● **Task**
Give every entry again, word for word and in full.
— BEGIN Dataset extract —
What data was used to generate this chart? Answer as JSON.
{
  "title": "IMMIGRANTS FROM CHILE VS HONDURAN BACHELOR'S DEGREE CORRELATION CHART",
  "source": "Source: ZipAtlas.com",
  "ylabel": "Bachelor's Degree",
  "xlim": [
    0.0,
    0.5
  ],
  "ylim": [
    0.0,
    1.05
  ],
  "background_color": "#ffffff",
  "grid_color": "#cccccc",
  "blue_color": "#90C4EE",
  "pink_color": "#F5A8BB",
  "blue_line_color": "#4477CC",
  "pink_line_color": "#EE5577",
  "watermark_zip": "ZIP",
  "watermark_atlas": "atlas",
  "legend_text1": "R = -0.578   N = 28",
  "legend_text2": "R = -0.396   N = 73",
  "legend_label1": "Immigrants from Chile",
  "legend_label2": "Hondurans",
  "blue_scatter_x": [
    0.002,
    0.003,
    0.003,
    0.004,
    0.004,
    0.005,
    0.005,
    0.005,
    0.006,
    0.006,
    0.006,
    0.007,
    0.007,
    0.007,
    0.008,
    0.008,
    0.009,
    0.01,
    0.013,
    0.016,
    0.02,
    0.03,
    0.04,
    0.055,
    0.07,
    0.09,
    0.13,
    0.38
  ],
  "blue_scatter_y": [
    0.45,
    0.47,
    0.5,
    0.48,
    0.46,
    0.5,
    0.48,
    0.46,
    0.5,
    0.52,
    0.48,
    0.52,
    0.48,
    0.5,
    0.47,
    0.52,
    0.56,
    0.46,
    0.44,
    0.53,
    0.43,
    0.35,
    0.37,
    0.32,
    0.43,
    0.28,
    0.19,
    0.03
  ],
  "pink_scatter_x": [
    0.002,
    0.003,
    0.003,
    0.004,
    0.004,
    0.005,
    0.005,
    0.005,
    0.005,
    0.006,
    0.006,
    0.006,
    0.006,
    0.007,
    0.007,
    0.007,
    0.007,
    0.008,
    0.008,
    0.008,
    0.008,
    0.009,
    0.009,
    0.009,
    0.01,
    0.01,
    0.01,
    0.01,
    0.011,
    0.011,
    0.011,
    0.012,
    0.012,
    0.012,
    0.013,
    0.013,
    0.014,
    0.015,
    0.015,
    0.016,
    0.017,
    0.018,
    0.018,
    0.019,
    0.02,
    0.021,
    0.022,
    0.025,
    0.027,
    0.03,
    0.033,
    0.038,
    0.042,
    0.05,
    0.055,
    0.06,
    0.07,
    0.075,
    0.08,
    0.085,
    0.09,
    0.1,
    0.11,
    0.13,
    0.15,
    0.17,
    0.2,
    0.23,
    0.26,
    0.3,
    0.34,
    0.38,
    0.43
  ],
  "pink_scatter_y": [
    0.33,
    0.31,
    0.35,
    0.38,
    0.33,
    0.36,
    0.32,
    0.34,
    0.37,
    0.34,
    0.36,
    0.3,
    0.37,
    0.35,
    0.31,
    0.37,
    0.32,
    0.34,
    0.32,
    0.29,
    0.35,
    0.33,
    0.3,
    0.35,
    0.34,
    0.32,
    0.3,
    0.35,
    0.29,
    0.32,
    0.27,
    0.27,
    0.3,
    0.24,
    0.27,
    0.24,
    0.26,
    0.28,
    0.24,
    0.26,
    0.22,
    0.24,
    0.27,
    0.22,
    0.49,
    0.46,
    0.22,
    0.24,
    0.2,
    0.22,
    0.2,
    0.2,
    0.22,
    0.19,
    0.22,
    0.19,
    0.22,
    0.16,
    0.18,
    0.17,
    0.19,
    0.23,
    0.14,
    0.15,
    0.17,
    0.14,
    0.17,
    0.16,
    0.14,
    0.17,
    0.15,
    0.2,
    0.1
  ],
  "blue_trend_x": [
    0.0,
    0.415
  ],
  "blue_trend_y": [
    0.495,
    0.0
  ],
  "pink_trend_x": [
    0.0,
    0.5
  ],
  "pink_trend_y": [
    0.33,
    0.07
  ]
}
— END Dataset extract —
● **Output below**
What data was used to generate this chart? Answer as JSON.
{
  "title": "IMMIGRANTS FROM CHILE VS HONDURAN BACHELOR'S DEGREE CORRELATION CHART",
  "source": "Source: ZipAtlas.com",
  "ylabel": "Bachelor's Degree",
  "xlim": [
    0.0,
    0.5
  ],
  "ylim": [
    0.0,
    1.05
  ],
  "background_color": "#ffffff",
  "grid_color": "#cccccc",
  "blue_color": "#90C4EE",
  "pink_color": "#F5A8BB",
  "blue_line_color": "#4477CC",
  "pink_line_color": "#EE5577",
  "watermark_zip": "ZIP",
  "watermark_atlas": "atlas",
  "legend_text1": "R = -0.578   N = 28",
  "legend_text2": "R = -0.396   N = 73",
  "legend_label1": "Immigrants from Chile",
  "legend_label2": "Hondurans",
  "blue_scatter_x": [
    0.002,
    0.003,
    0.003,
    0.004,
    0.004,
    0.005,
    0.005,
    0.005,
    0.006,
    0.006,
    0.006,
    0.007,
    0.007,
    0.007,
    0.008,
    0.008,
    0.009,
    0.01,
    0.013,
    0.016,
    0.02,
    0.03,
    0.04,
    0.055,
    0.07,
    0.09,
    0.13,
    0.38
  ],
  "blue_scatter_y": [
    0.45,
    0.47,
    0.5,
    0.48,
    0.46,
    0.5,
    0.48,
    0.46,
    0.5,
    0.52,
    0.48,
    0.52,
    0.48,
    0.5,
    0.47,
    0.52,
    0.56,
    0.46,
    0.44,
    0.53,
    0.43,
    0.35,
    0.37,
    0.32,
    0.43,
    0.28,
    0.19,
    0.03
  ],
  "pink_scatter_x": [
    0.002,
    0.003,
    0.003,
    0.004,
    0.004,
    0.005,
    0.005,
    0.005,
    0.005,
    0.006,
    0.006,
    0.006,
    0.006,
    0.007,
    0.007,
    0.007,
    0.007,
    0.008,
    0.008,
    0.008,
    0.008,
    0.009,
    0.009,
    0.009,
    0.01,
    0.01,
    0.01,
    0.01,
    0.011,
    0.011,
    0.011,
    0.012,
    0.012,
    0.012,
    0.013,
    0.013,
    0.014,
    0.015,
    0.015,
    0.016,
    0.017,
    0.018,
    0.018,
    0.019,
    0.02,
    0.021,
    0.022,
    0.025,
    0.027,
    0.03,
    0.033,
    0.038,
    0.042,
    0.05,
    0.055,
    0.06,
    0.07,
    0.075,
    0.08,
    0.085,
    0.09,
    0.1,
    0.11,
    0.13,
    0.15,
    0.17,
    0.2,
    0.23,
    0.26,
    0.3,
    0.34,
    0.38,
    0.43
  ],
  "pink_scatter_y": [
    0.33,
    0.31,
    0.35,
    0.38,
    0.33,
    0.36,
    0.32,
    0.34,
    0.37,
    0.34,
    0.36,
    0.3,
    0.37,
    0.35,
    0.31,
    0.37,
    0.32,
    0.34,
    0.32,
    0.29,
    0.35,
    0.33,
    0.3,
    0.35,
    0.34,
    0.32,
    0.3,
    0.35,
    0.29,
    0.32,
    0.27,
    0.27,
    0.3,
    0.24,
    0.27,
    0.24,
    0.26,
    0.28,
    0.24,
    0.26,
    0.22,
    0.24,
    0.27,
    0.22,
    0.49,
    0.46,
    0.22,
    0.24,
    0.2,
    0.22,
    0.2,
    0.2,
    0.22,
    0.19,
    0.22,
    0.19,
    0.22,
    0.16,
    0.18,
    0.17,
    0.19,
    0.23,
    0.14,
    0.15,
    0.17,
    0.14,
    0.17,
    0.16,
    0.14,
    0.17,
    0.15,
    0.2,
    0.1
  ],
  "blue_trend_x": [
    0.0,
    0.415
  ],
  "blue_trend_y": [
    0.495,
    0.0
  ],
  "pink_trend_x": [
    0.0,
    0.5
  ],
  "pink_trend_y": [
    0.33,
    0.07
  ]
}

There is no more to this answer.